Task to carry out: Read through the records below and copy each line that uses the word "queries".

Given data:
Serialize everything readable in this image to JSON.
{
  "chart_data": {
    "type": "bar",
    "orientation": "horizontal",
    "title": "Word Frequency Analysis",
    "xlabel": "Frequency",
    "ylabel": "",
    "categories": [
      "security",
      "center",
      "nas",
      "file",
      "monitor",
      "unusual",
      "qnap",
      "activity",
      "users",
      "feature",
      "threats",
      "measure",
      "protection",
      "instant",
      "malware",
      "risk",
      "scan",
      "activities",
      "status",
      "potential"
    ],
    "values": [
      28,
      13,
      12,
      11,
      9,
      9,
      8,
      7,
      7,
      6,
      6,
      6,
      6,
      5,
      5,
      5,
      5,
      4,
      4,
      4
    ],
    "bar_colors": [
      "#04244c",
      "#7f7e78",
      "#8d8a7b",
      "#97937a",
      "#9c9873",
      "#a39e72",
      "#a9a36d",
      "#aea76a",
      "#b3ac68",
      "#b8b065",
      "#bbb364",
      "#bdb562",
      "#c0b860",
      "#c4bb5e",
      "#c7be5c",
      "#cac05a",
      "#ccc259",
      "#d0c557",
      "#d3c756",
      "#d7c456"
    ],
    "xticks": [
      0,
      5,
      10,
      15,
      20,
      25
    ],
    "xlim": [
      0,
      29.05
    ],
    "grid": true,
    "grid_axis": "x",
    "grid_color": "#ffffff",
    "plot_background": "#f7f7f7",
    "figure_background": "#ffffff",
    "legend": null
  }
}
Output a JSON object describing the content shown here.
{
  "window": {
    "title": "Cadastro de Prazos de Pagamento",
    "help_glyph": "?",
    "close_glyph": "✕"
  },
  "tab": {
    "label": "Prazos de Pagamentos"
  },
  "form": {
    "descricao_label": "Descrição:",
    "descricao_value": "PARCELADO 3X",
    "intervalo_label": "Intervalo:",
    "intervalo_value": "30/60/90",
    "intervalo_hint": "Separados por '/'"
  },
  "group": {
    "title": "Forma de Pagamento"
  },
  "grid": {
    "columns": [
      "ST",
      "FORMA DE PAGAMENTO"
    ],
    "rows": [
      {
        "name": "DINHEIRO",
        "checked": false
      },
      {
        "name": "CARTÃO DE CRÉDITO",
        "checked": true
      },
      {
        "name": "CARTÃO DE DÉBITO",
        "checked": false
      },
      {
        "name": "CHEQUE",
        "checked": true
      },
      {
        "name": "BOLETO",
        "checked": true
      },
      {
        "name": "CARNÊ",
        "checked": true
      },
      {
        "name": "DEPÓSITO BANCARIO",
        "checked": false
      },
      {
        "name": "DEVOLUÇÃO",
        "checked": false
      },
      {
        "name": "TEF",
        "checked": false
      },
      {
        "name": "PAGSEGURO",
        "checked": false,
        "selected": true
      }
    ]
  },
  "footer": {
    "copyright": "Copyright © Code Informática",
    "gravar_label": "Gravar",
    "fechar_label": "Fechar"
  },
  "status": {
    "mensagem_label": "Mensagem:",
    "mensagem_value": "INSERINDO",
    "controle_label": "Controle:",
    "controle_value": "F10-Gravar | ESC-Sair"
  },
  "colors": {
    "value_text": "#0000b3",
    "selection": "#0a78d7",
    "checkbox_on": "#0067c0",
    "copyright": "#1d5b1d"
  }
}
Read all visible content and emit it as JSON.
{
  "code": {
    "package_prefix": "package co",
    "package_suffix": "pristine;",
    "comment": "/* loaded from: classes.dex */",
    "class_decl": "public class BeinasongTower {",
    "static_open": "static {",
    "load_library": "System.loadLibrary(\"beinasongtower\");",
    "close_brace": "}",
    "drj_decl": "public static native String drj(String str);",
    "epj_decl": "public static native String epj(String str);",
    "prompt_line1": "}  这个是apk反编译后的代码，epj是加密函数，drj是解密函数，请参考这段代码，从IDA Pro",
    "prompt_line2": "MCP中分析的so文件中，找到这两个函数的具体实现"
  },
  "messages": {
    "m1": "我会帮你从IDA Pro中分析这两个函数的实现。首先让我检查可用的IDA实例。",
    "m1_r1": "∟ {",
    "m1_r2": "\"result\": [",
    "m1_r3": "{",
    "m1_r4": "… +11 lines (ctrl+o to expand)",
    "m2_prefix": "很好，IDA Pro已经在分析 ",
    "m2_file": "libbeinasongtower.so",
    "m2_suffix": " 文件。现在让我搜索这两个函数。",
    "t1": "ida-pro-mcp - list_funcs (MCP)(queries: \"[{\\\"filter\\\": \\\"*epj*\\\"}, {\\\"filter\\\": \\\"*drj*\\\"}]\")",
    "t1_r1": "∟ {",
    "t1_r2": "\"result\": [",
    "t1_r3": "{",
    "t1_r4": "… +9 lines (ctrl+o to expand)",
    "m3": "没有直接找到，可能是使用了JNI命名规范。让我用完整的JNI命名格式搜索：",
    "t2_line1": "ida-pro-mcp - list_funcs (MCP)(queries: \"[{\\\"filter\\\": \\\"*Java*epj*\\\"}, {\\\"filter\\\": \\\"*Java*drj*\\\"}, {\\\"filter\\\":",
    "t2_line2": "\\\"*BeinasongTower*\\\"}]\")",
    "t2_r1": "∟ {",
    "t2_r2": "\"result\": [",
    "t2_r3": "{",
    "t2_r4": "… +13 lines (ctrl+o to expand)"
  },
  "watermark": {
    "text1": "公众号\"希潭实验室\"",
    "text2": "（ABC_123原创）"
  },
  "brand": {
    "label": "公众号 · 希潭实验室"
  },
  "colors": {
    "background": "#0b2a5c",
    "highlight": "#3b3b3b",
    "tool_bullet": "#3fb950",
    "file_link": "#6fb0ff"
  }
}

Exercise response:
    "t1": "ida-pro-mcp - list_funcs (MCP)(queries: \"[{\\\"filter\\\": \\\"*epj*\\\"}, {\\\"filter\\\": \\\"*drj*\\\"}]\")",
    "t2_line1": "ida-pro-mcp - list_funcs (MCP)(queries: \"[{\\\"filter\\\": \\\"*Java*epj*\\\"}, {\\\"filter\\\": \\\"*Java*drj*\\\"}, {\\\"filter\\\":",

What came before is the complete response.